> Problem statement:
Scan the entries and tally the lines that include the string "قريش". Reply with the figure alone.

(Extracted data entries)
·····
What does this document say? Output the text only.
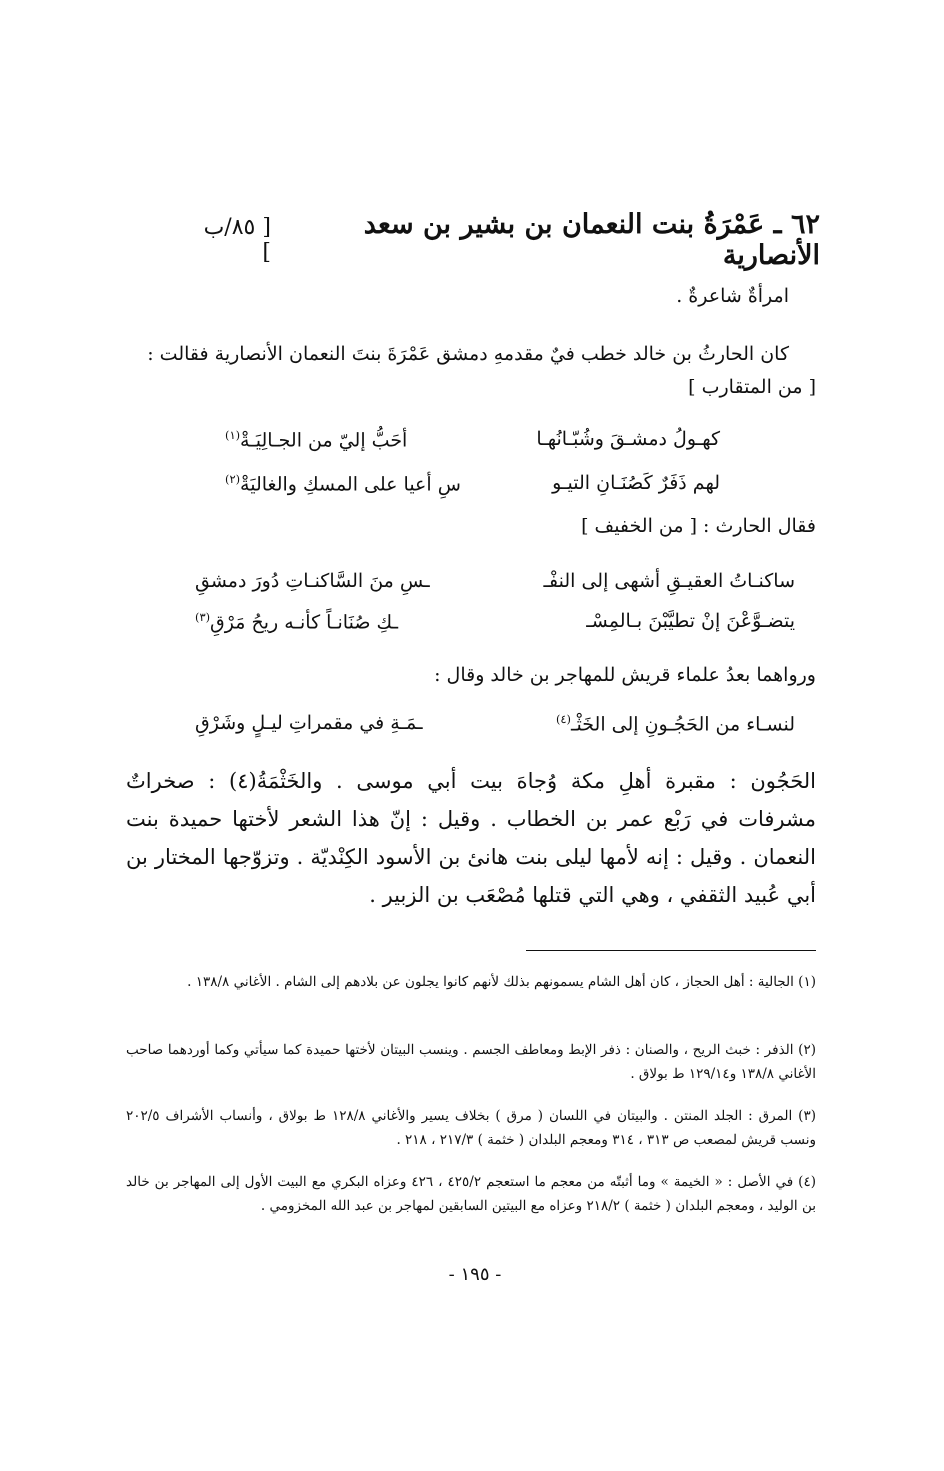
٦٢ ـ عَمْرَةُ بنت النعمان بن بشير بن سعد الأنصارية
[ ٨٥/ب ]
امرأةٌ شاعرةٌ .
كان الحارثُ بن خالد خطب فيٌ مقدمهِ دمشق عَمْرَةَ بنتَ النعمان الأنصارية فقالت :
[ من المتقارب ]
كهـولُ دمشـقَ وشُبّـانُهـا
أحَبُّ إليّ من الجـالِيَـةْ$^{(١)}$
لهم ذَفَرٌ كَصُنَـانِ التيـو
سِ أعيا على المسكِ والغاليَةْ$^{(٢)}$
فقال الحارث : [ من الخفيف ]
ساكنـاتُ العقيـقِ أشهى إلى النفْـ
ـسِ منَ السَّاكنـاتِ دُورَ دمشقِ
يتضـوَّعْنَ إنْ تطيَّبْنَ بـالمِسْـ
ـكِ صُنَانـاً كأنـه ريحُ مَرْقِ$^{(٣)}$
ورواهما بعدُ علماء قريش للمهاجر بن خالد وقال :
لنسـاء من الحَجُـونِ إلى الخَثْـ$^{(٤)}$
ـمَـةِ في مقمراتِ ليـلٍ وشَرْقِ
الحَجُون : مقبرة أهلِ مكة وُجاهَ بيت أبي موسى . والخَثْمَةُ(٤) : صخراتٌ مشرفات في رَبْع عمر بن الخطاب . وقيل : إنّ هذا الشعر لأختها حميدة بنت النعمان . وقيل : إنه لأمها ليلى بنت هانئ بن الأسود الكِنْديّة . وتزوّجها المختار بن أبي عُبيد الثقفي ، وهي التي قتلها مُصْعَب بن الزبير .
(١) الجالية : أهل الحجاز ، كان أهل الشام يسمونهم بذلك لأنهم كانوا يجلون عن بلادهم إلى الشام . الأغاني ١٣٨/٨ .
(٢) الذفر : خبث الريح ، والصنان : ذفر الإبط ومعاطف الجسم . وينسب البيتان لأختها حميدة كما سيأتي وكما أوردهما صاحب الأغاني ١٣٨/٨ و١٢٩/١٤ ط بولاق .
(٣) المرق : الجلد المنتن . والبيتان في اللسان ( مرق ) بخلاف يسير والأغاني ١٢٨/٨ ط بولاق ، وأنساب الأشراف ٢٠٢/٥ ونسب قريش لمصعب ص ٣١٣ ، ٣١٤ ومعجم البلدان ( خثمة ) ٢١٧/٣ ، ٢١٨ .
(٤) في الأصل : « الخيمة » وما أثبتّه من معجم ما استعجم ٤٢٥/٢ ، ٤٢٦ وعزاه البكري مع البيت الأول إلى المهاجر بن خالد بن الوليد ، ومعجم البلدان ( خثمة ) ٢١٨/٢ وعزاه مع البيتين السابقين لمهاجر بن عبد الله المخزومي .
- ١٩٥ -
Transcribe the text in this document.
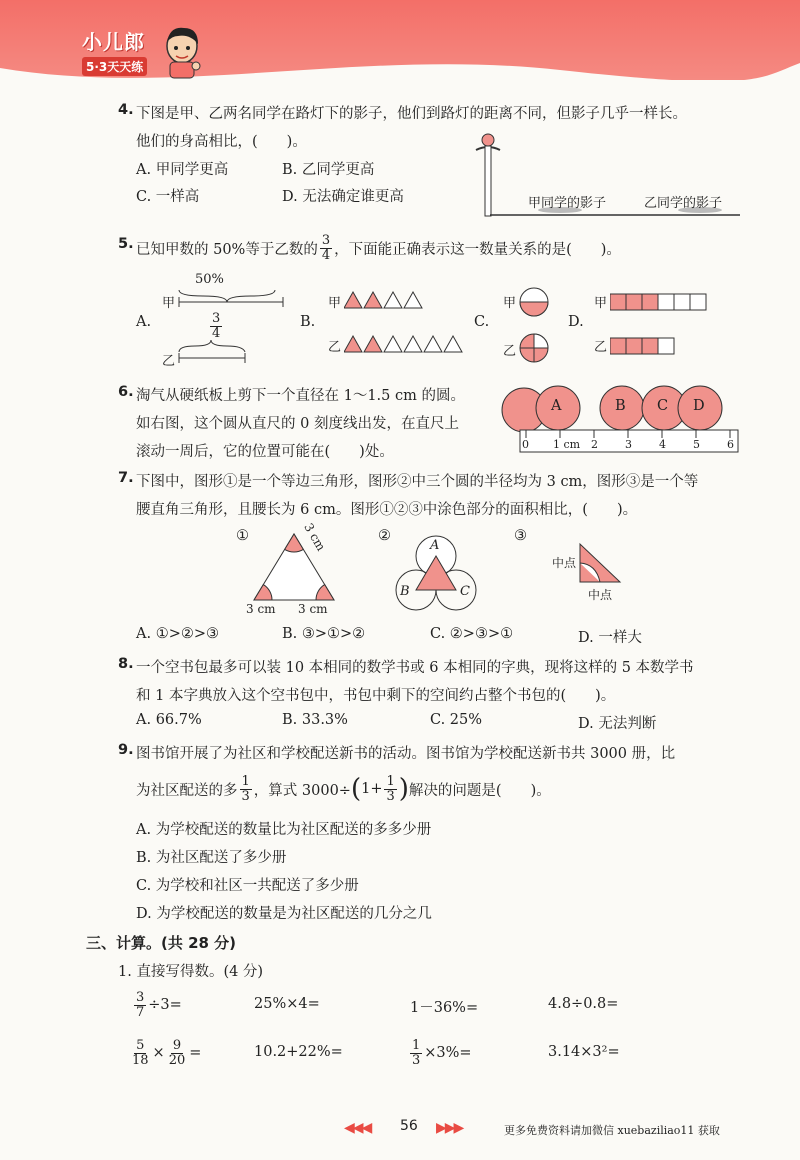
小儿郎
5·3天天练
4. 下图是甲、乙两名同学在路灯下的影子，他们到路灯的距离不同，但影子几乎一样长。
他们的身高相比，(　　)。
A. 甲同学更高	B. 乙同学更高
C. 一样高	D. 无法确定谁更高	甲同学的影子	乙同学的影子
5. 已知甲数的 50%等于乙数的 $\frac{3}{4}$ ，下面能正确表示这一数量关系的是(　　)。
A.
50%
甲
乙
$\frac{3}{4}$	B.
甲
乙
C.
甲
乙
D.
甲
乙
6. 淘气从硬纸板上剪下一个直径在 1～1.5 cm 的圆。
如右图，这个圆从直尺的 0 刻度线出发，在直尺上
滚动一周后，它的位置可能在(　　)处。
A	B C D
0 1 cm 2 3 4 5 6
7. 下图中，图形①是一个等边三角形，图形②中三个圆的半径均为 3 cm，图形③是一个等
腰直角三角形，且腰长为 6 cm。图形①②③中涂色部分的面积相比，(　　)。
①	②	③
3 cm
3 cm 3 cm
A
B	C
中点
中点
A. ①>②>③	B. ③>①>②	C. ②>③>①	D. 一样大
8. 一个空书包最多可以装 10 本相同的数学书或 6 本相同的字典，现将这样的 5 本数学书
和 1 本字典放入这个空书包中，书包中剩下的空间约占整个书包的(　　)。
A. 66.7%	B. 33.3%	C. 25%	D. 无法判断
9. 图书馆开展了为社区和学校配送新书的活动。图书馆为学校配送新书共 3000 册，比
为社区配送的多 $\frac{1}{3}$ ，算式 3000÷ ( $1+ \frac{1}{3}$ ) 解决的问题是(　　)。
A. 为学校配送的数量比为社区配送的多多少册
B. 为社区配送了多少册
C. 为学校和社区一共配送了多少册
D. 为学校配送的数量是为社区配送的几分之几
三、计算。(共 28 分)
1. 直接写得数。(4 分)
$\frac{3}{7} \div 3=$	25%×4=	1－36%=	4.8÷0.8=
$\frac{5}{18} \times \frac{9}{20}$ =	10.2+22%=	$\frac{1}{3} \times 3\%=$	3.14×3²=
◀◀◀ 56 ▶▶▶	更多免费资料请加微信 xuebaziliao11 获取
·····
> Answer below:
2